Take every line from the listing below that includes "screenshot" and copy it.

╭─ EXCERPTED RECORDS

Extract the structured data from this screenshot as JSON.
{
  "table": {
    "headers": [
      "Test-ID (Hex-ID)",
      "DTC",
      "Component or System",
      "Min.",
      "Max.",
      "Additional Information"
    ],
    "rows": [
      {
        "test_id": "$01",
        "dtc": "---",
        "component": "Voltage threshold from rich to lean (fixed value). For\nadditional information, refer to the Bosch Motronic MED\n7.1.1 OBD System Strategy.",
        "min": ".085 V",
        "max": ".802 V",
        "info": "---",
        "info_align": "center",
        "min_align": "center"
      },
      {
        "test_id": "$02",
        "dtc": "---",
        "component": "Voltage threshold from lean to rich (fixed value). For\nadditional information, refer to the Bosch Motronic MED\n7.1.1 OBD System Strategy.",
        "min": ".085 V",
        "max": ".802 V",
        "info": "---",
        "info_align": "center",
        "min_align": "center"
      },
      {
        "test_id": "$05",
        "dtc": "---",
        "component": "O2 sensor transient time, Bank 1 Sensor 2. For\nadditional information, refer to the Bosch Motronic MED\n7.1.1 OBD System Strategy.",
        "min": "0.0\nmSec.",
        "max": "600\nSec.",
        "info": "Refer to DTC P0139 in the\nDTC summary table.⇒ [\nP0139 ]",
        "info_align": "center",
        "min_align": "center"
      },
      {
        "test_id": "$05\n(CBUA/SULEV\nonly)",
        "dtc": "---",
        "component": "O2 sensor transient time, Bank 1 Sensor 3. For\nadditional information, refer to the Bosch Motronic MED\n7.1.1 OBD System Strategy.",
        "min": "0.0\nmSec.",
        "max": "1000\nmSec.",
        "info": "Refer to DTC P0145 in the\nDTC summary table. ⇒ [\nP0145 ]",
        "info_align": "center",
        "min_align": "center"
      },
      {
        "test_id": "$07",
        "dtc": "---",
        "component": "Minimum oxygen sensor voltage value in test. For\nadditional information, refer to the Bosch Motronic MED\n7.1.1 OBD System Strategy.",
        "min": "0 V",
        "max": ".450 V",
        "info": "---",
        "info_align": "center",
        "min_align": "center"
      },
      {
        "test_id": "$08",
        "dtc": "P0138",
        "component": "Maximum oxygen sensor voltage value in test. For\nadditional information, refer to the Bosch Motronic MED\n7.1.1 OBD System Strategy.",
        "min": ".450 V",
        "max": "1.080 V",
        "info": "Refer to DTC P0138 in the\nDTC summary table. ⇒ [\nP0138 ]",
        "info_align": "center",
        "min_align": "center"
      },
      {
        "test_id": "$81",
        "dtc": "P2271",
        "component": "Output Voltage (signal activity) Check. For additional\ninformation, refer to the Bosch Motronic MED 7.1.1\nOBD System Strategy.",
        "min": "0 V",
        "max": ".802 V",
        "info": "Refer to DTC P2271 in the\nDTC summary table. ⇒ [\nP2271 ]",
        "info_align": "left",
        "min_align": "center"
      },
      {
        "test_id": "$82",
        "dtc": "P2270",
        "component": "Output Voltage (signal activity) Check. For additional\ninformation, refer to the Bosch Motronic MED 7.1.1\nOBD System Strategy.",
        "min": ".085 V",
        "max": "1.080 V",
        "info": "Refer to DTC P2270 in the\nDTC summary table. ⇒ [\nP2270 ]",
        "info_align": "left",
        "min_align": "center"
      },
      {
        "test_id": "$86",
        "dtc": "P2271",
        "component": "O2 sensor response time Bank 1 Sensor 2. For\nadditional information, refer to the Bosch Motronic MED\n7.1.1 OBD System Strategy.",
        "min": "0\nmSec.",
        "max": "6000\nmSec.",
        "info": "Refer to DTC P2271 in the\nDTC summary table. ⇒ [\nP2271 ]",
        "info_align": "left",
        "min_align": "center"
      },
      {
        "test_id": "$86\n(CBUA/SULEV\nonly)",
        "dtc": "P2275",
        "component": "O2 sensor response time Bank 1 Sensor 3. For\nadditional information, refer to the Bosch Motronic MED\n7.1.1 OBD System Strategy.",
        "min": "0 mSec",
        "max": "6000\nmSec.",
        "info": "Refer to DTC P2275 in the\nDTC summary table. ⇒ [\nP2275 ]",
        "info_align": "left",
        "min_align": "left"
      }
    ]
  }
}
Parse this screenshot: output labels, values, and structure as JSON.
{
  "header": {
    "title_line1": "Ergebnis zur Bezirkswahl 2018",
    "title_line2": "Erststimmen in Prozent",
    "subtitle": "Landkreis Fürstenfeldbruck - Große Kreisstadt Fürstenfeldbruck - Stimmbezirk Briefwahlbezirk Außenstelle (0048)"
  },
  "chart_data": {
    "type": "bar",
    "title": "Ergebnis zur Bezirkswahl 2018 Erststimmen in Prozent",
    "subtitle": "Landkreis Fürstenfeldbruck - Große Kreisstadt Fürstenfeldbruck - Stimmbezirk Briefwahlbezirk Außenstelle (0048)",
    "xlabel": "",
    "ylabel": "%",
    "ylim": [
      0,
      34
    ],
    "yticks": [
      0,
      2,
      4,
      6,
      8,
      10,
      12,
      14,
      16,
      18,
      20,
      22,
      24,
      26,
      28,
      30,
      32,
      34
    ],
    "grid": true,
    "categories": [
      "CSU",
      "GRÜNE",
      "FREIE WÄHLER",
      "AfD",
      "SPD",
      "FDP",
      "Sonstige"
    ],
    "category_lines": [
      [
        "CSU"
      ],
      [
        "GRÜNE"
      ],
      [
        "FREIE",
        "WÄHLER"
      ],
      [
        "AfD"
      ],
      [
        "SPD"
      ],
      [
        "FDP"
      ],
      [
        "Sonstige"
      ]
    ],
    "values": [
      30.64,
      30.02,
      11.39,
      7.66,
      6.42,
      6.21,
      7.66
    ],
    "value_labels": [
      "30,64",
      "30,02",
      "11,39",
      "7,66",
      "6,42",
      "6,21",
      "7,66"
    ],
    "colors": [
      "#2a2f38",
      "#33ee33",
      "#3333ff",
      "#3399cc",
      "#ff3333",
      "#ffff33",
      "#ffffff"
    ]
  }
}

╰─

→ SOLUTION FOR THIS TASK:
Extract the structured data from this screenshot as JSON.
Parse this screenshot: output labels, values, and structure as JSON.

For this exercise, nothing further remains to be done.